Extracted records:
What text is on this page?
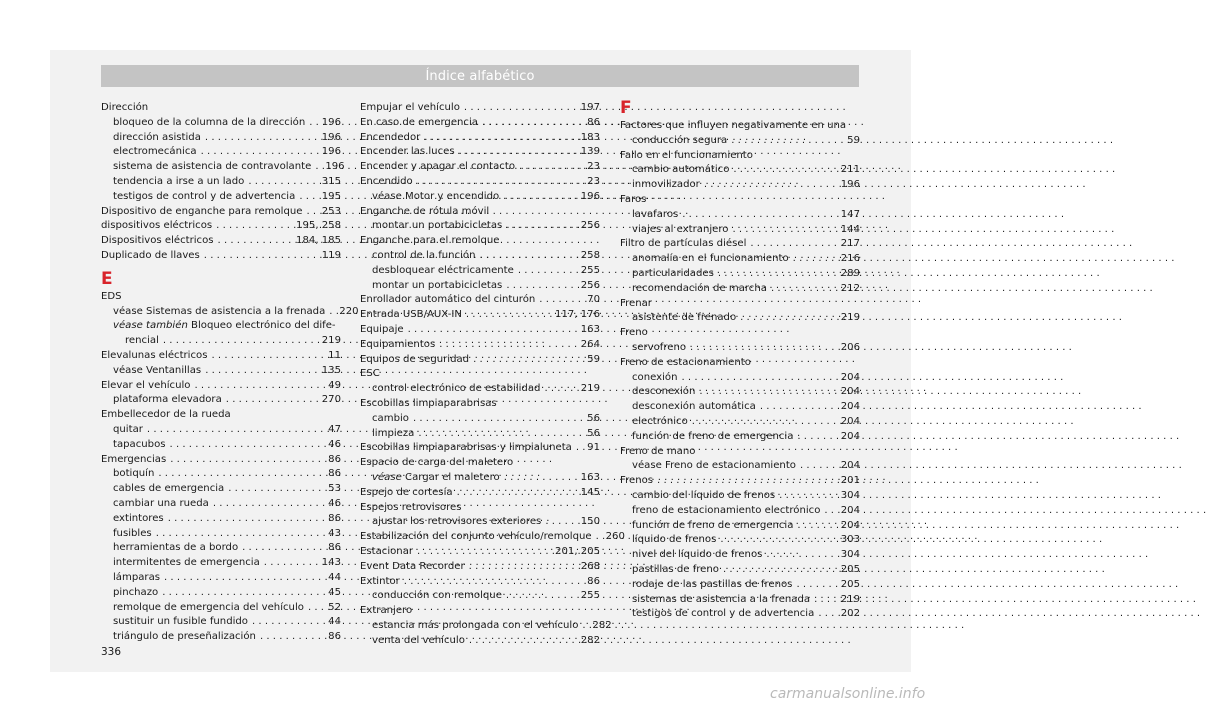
Índice alfabético
Dirección
bloqueo de la columna de la dirección . . . 196
dirección asistida . . .	196
electromecánica . . .	196
sistema de asistencia de contravolante . . . 196
tendencia a irse a un lado . . .	315
testigos de control y de advertencia . . .	195
Dispositivo de enganche para remolque . . . 253
dispositivos eléctricos . . .	195, 258
Dispositivos eléctricos . . .	184, 185
Duplicado de llaves . . .	119
E
EDS
véase Sistemas de asistencia a la frenada . . . 220
véase también Bloqueo electrónico del dife-
rencial . . .	219
Elevalunas eléctricos . . .	11
véase Ventanillas . . .	135
Elevar el vehículo . . .	49
plataforma elevadora . . .	270
Embellecedor de la rueda
quitar . . .	47
tapacubos . . .	46
Emergencias . . .	86
botiquín . . .	86
cables de emergencia . . .	53
cambiar una rueda . . .	46
extintores . . .	86
fusibles . . .	43
herramientas de a bordo . . .	86
intermitentes de emergencia . . .	143
lámparas . . .	44
pinchazo . . .	45
remolque de emergencia del vehículo . . . 52
sustituir un fusible fundido . . .	44
triángulo de preseñalización . . .	86
Empujar el vehículo . . .	197
En caso de emergencia . . .	86
Encendedor . . .	183
Encender las luces . . .	139
Encender y apagar el contacto . . .	23
Encendido . . .	23
véase Motor y encendido . . .	196
Enganche de rótula móvil
montar un portabicicletas . . .	256
Enganche para el remolque
control de la función . . .	258
desbloquear eléctricamente . . .	255
montar un portabicicletas . . .	256
Enrollador automático del cinturón . . .	70
Entrada USB/AUX-IN . . .	117, 176
Equipaje . . .	163
Equipamientos . . .	264
Equipos de seguridad . . .	59
ESC
control electrónico de estabilidad . . .	219
Escobillas limpiaparabrisas
cambio . . .	56
limpieza . . .	56
Escobillas limpiaparabrisas y limpialuneta . . . 91
Espacio de carga del maletero
véase Cargar el maletero . . .	163
Espejo de cortesía . . .	145
Espejos retrovisores
ajustar los retrovisores exteriores . . .	150
Estabilización del conjunto vehículo/remolque . . . 260
Estacionar . . .	201, 205
Event Data Recorder . . .	268
Extintor . . .	86
conducción con remolque . . .	255
Extranjero
estancia más prolongada con el vehículo . . . 282
venta del vehículo . . .	282
F
Factores que influyen negativamente en una
conducción segura . . .	59
Fallo en el funcionamiento
cambio automático . . .	211
inmovilizador . . .	196
Faros
lavafaros . . .	147
viajes al extranjero . . .	144
Filtro de partículas diésel . . .	217
anomalía en el funcionamiento . . .	216
particularidades . . .	289
recomendación de marcha . . .	212
Frenar
asistente de frenado . . .	219
Freno
servofreno . . .	206
Freno de estacionamiento
conexión . . .	204
desconexión . . .	204
desconexión automática . . .	204
electrónico . . .	204
función de freno de emergencia . . .	204
Freno de mano
véase Freno de estacionamiento . . .	204
Frenos . . .	201
cambio del líquido de frenos . . .	304
freno de estacionamiento electrónico . . . 204
función de freno de emergencia . . .	204
líquido de frenos . . .	303
nivel del líquido de frenos . . .	304
pastillas de freno . . .	205
rodaje de las pastillas de frenos . . .	205
sistemas de asistencia a la frenada . . .	219
testigos de control y de advertencia . . .	202
336
carmanualsonline.info
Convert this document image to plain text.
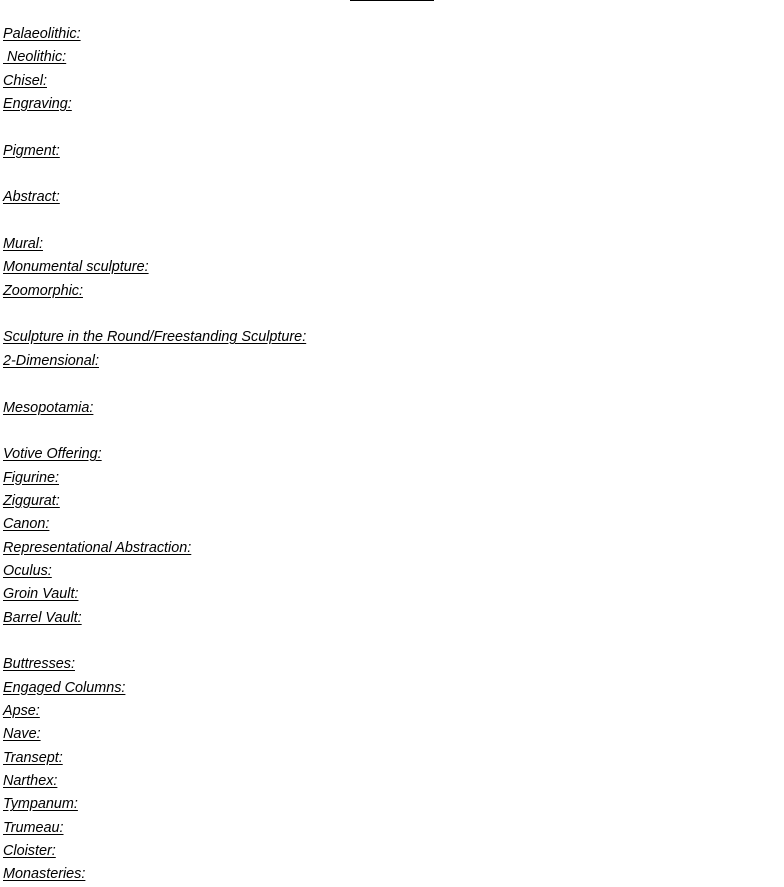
Palaeolithic:
Neolithic:
Chisel:
Engraving:
Pigment:
Abstract:
Mural:
Monumental sculpture:
Zoomorphic:
Sculpture in the Round/Freestanding Sculpture:
2-Dimensional:
Mesopotamia:
Votive Offering:
Figurine:
Ziggurat:
Canon:
Representational Abstraction:
Oculus:
Groin Vault:
Barrel Vault:
Buttresses:
Engaged Columns:
Apse:
Nave:
Transept:
Narthex:
Tympanum:
Trumeau:
Cloister:
Monasteries:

▸ **Required work**:
Leave the pictures out, and transcribe each of the records exactly.

▸ **Answer in full**:
What text is on this page?
Índice alfabético
Dirección
bloqueo de la columna de la dirección . . . 196
dirección asistida . . .	196
electromecánica . . .	196
sistema de asistencia de contravolante . . . 196
tendencia a irse a un lado . . .	315
testigos de control y de advertencia . . .	195
Dispositivo de enganche para remolque . . . 253
dispositivos eléctricos . . .	195, 258
Dispositivos eléctricos . . .	184, 185
Duplicado de llaves . . .	119
E
EDS
véase Sistemas de asistencia a la frenada . . . 220
véase también Bloqueo electrónico del dife-
rencial . . .	219
Elevalunas eléctricos . . .	11
véase Ventanillas . . .	135
Elevar el vehículo . . .	49
plataforma elevadora . . .	270
Embellecedor de la rueda
quitar . . .	47
tapacubos . . .	46
Emergencias . . .	86
botiquín . . .	86
cables de emergencia . . .	53
cambiar una rueda . . .	46
extintores . . .	86
fusibles . . .	43
herramientas de a bordo . . .	86
intermitentes de emergencia . . .	143
lámparas . . .	44
pinchazo . . .	45
remolque de emergencia del vehículo . . . 52
sustituir un fusible fundido . . .	44
triángulo de preseñalización . . .	86
Empujar el vehículo . . .	197
En caso de emergencia . . .	86
Encendedor . . .	183
Encender las luces . . .	139
Encender y apagar el contacto . . .	23
Encendido . . .	23
véase Motor y encendido . . .	196
Enganche de rótula móvil
montar un portabicicletas . . .	256
Enganche para el remolque
control de la función . . .	258
desbloquear eléctricamente . . .	255
montar un portabicicletas . . .	256
Enrollador automático del cinturón . . .	70
Entrada USB/AUX-IN . . .	117, 176
Equipaje . . .	163
Equipamientos . . .	264
Equipos de seguridad . . .	59
ESC
control electrónico de estabilidad . . .	219
Escobillas limpiaparabrisas
cambio . . .	56
limpieza . . .	56
Escobillas limpiaparabrisas y limpialuneta . . . 91
Espacio de carga del maletero
véase Cargar el maletero . . .	163
Espejo de cortesía . . .	145
Espejos retrovisores
ajustar los retrovisores exteriores . . .	150
Estabilización del conjunto vehículo/remolque . . . 260
Estacionar . . .	201, 205
Event Data Recorder . . .	268
Extintor . . .	86
conducción con remolque . . .	255
Extranjero
estancia más prolongada con el vehículo . . . 282
venta del vehículo . . .	282
F
Factores que influyen negativamente en una
conducción segura . . .	59
Fallo en el funcionamiento
cambio automático . . .	211
inmovilizador . . .	196
Faros
lavafaros . . .	147
viajes al extranjero . . .	144
Filtro de partículas diésel . . .	217
anomalía en el funcionamiento . . .	216
particularidades . . .	289
recomendación de marcha . . .	212
Frenar
asistente de frenado . . .	219
Freno
servofreno . . .	206
Freno de estacionamiento
conexión . . .	204
desconexión . . .	204
desconexión automática . . .	204
electrónico . . .	204
función de freno de emergencia . . .	204
Freno de mano
véase Freno de estacionamiento . . .	204
Frenos . . .	201
cambio del líquido de frenos . . .	304
freno de estacionamiento electrónico . . . 204
función de freno de emergencia . . .	204
líquido de frenos . . .	303
nivel del líquido de frenos . . .	304
pastillas de freno . . .	205
rodaje de las pastillas de frenos . . .	205
sistemas de asistencia a la frenada . . .	219
testigos de control y de advertencia . . .	202
336
carmanualsonline.info
Convert this document image to plain text.
Palaeolithic:
Neolithic:
Chisel:
Engraving:
Pigment:
Abstract:
Mural:
Monumental sculpture:
Zoomorphic:
Sculpture in the Round/Freestanding Sculpture:
2-Dimensional:
Mesopotamia:
Votive Offering:
Figurine:
Ziggurat:
Canon:
Representational Abstraction:
Oculus:
Groin Vault:
Barrel Vault:
Buttresses:
Engaged Columns:
Apse:
Nave:
Transept:
Narthex:
Tympanum:
Trumeau:
Cloister:
Monasteries:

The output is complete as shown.